### Aim
Copy out every record below, word for word.

### Given information
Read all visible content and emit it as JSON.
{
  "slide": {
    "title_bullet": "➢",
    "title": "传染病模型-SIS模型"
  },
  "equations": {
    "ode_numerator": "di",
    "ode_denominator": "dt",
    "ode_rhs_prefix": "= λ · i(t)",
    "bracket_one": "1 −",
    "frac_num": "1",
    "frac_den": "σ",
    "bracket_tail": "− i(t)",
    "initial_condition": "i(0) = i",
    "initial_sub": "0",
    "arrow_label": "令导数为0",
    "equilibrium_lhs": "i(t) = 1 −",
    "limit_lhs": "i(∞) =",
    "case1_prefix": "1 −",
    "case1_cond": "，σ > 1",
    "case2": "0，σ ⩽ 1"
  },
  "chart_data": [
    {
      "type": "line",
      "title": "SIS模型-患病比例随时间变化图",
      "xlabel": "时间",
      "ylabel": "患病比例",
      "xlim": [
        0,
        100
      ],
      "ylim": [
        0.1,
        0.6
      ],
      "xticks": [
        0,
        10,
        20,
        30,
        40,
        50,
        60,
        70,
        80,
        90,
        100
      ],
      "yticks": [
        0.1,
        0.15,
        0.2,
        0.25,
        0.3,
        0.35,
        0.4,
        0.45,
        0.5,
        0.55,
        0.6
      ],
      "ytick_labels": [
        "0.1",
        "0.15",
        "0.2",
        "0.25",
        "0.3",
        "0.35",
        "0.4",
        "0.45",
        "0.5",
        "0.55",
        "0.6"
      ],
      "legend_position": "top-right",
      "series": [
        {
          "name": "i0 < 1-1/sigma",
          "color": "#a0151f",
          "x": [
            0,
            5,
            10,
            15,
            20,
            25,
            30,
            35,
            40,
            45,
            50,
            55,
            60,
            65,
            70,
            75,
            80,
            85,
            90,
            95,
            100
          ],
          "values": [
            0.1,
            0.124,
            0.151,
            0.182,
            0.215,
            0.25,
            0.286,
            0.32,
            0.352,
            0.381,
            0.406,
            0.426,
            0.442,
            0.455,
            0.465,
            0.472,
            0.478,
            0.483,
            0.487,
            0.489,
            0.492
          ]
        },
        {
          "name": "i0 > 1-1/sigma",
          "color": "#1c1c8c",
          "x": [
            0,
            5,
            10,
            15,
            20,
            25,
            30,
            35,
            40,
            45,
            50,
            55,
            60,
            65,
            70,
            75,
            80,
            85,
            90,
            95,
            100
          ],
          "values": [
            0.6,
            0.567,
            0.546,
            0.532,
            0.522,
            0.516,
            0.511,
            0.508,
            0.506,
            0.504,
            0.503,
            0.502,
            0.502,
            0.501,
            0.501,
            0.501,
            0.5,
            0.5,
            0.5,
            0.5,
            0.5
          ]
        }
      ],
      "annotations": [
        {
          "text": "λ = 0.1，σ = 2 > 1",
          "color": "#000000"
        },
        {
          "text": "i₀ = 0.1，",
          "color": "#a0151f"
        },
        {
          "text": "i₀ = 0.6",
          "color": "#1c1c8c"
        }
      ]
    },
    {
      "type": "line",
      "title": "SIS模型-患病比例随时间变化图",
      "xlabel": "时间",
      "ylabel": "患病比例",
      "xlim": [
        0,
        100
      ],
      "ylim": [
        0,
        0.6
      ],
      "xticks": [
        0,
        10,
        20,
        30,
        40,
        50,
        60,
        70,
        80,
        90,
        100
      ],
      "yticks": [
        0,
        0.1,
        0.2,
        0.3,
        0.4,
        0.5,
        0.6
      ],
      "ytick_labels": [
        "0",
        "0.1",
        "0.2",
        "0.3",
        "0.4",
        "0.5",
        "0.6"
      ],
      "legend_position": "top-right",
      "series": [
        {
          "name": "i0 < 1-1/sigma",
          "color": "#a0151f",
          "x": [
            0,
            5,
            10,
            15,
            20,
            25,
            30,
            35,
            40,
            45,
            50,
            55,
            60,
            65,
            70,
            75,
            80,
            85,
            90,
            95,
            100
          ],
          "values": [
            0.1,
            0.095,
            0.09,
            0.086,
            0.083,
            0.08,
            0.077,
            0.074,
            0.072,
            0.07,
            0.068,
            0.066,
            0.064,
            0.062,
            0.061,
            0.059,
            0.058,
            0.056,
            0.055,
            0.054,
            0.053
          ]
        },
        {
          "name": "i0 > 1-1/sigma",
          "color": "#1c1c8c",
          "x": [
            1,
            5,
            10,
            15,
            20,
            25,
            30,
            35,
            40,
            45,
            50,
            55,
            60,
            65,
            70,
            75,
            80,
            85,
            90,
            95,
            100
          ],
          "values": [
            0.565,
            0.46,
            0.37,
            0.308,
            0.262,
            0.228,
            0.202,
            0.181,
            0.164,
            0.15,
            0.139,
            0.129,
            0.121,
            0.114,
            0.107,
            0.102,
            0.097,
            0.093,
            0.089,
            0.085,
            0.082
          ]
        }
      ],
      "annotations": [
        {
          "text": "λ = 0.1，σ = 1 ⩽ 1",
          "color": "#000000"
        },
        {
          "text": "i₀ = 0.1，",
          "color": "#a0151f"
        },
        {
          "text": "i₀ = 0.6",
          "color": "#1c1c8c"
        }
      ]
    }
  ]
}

### Task result
Read all visible content and emit it as JSON.
{
  "slide": {
    "title_bullet": "➢",
    "title": "传染病模型-SIS模型"
  },
  "equations": {
    "ode_numerator": "di",
    "ode_denominator": "dt",
    "ode_rhs_prefix": "= λ · i(t)",
    "bracket_one": "1 −",
    "frac_num": "1",
    "frac_den": "σ",
    "bracket_tail": "− i(t)",
    "initial_condition": "i(0) = i",
    "initial_sub": "0",
    "arrow_label": "令导数为0",
    "equilibrium_lhs": "i(t) = 1 −",
    "limit_lhs": "i(∞) =",
    "case1_prefix": "1 −",
    "case1_cond": "，σ > 1",
    "case2": "0，σ ⩽ 1"
  },
  "chart_data": [
    {
      "type": "line",
      "title": "SIS模型-患病比例随时间变化图",
      "xlabel": "时间",
      "ylabel": "患病比例",
      "xlim": [
        0,
        100
      ],
      "ylim": [
        0.1,
        0.6
      ],
      "xticks": [
        0,
        10,
        20,
        30,
        40,
        50,
        60,
        70,
        80,
        90,
        100
      ],
      "yticks": [
        0.1,
        0.15,
        0.2,
        0.25,
        0.3,
        0.35,
        0.4,
        0.45,
        0.5,
        0.55,
        0.6
      ],
      "ytick_labels": [
        "0.1",
        "0.15",
        "0.2",
        "0.25",
        "0.3",
        "0.35",
        "0.4",
        "0.45",
        "0.5",
        "0.55",
        "0.6"
      ],
      "legend_position": "top-right",
      "series": [
        {
          "name": "i0 < 1-1/sigma",
          "color": "#a0151f",
          "x": [
            0,
            5,
            10,
            15,
            20,
            25,
            30,
            35,
            40,
            45,
            50,
            55,
            60,
            65,
            70,
            75,
            80,
            85,
            90,
            95,
            100
          ],
          "values": [
            0.1,
            0.124,
            0.151,
            0.182,
            0.215,
            0.25,
            0.286,
            0.32,
            0.352,
            0.381,
            0.406,
            0.426,
            0.442,
            0.455,
            0.465,
            0.472,
            0.478,
            0.483,
            0.487,
            0.489,
            0.492
          ]
        },
        {
          "name": "i0 > 1-1/sigma",
          "color": "#1c1c8c",
          "x": [
            0,
            5,
            10,
            15,
            20,
            25,
            30,
            35,
            40,
            45,
            50,
            55,
            60,
            65,
            70,
            75,
            80,
            85,
            90,
            95,
            100
          ],
          "values": [
            0.6,
            0.567,
            0.546,
            0.532,
            0.522,
            0.516,
            0.511,
            0.508,
            0.506,
            0.504,
            0.503,
            0.502,
            0.502,
            0.501,
            0.501,
            0.501,
            0.5,
            0.5,
            0.5,
            0.5,
            0.5
          ]
        }
      ],
      "annotations": [
        {
          "text": "λ = 0.1，σ = 2 > 1",
          "color": "#000000"
        },
        {
          "text": "i₀ = 0.1，",
          "color": "#a0151f"
        },
        {
          "text": "i₀ = 0.6",
          "color": "#1c1c8c"
        }
      ]
    },
    {
      "type": "line",
      "title": "SIS模型-患病比例随时间变化图",
      "xlabel": "时间",
      "ylabel": "患病比例",
      "xlim": [
        0,
        100
      ],
      "ylim": [
        0,
        0.6
      ],
      "xticks": [
        0,
        10,
        20,
        30,
        40,
        50,
        60,
        70,
        80,
        90,
        100
      ],
      "yticks": [
        0,
        0.1,
        0.2,
        0.3,
        0.4,
        0.5,
        0.6
      ],
      "ytick_labels": [
        "0",
        "0.1",
        "0.2",
        "0.3",
        "0.4",
        "0.5",
        "0.6"
      ],
      "legend_position": "top-right",
      "series": [
        {
          "name": "i0 < 1-1/sigma",
          "color": "#a0151f",
          "x": [
            0,
            5,
            10,
            15,
            20,
            25,
            30,
            35,
            40,
            45,
            50,
            55,
            60,
            65,
            70,
            75,
            80,
            85,
            90,
            95,
            100
          ],
          "values": [
            0.1,
            0.095,
            0.09,
            0.086,
            0.083,
            0.08,
            0.077,
            0.074,
            0.072,
            0.07,
            0.068,
            0.066,
            0.064,
            0.062,
            0.061,
            0.059,
            0.058,
            0.056,
            0.055,
            0.054,
            0.053
          ]
        },
        {
          "name": "i0 > 1-1/sigma",
          "color": "#1c1c8c",
          "x": [
            1,
            5,
            10,
            15,
            20,
            25,
            30,
            35,
            40,
            45,
            50,
            55,
            60,
            65,
            70,
            75,
            80,
            85,
            90,
            95,
            100
          ],
          "values": [
            0.565,
            0.46,
            0.37,
            0.308,
            0.262,
            0.228,
            0.202,
            0.181,
            0.164,
            0.15,
            0.139,
            0.129,
            0.121,
            0.114,
            0.107,
            0.102,
            0.097,
            0.093,
            0.089,
            0.085,
            0.082
          ]
        }
      ],
      "annotations": [
        {
          "text": "λ = 0.1，σ = 1 ⩽ 1",
          "color": "#000000"
        },
        {
          "text": "i₀ = 0.1，",
          "color": "#a0151f"
        },
        {
          "text": "i₀ = 0.6",
          "color": "#1c1c8c"
        }
      ]
    }
  ]
}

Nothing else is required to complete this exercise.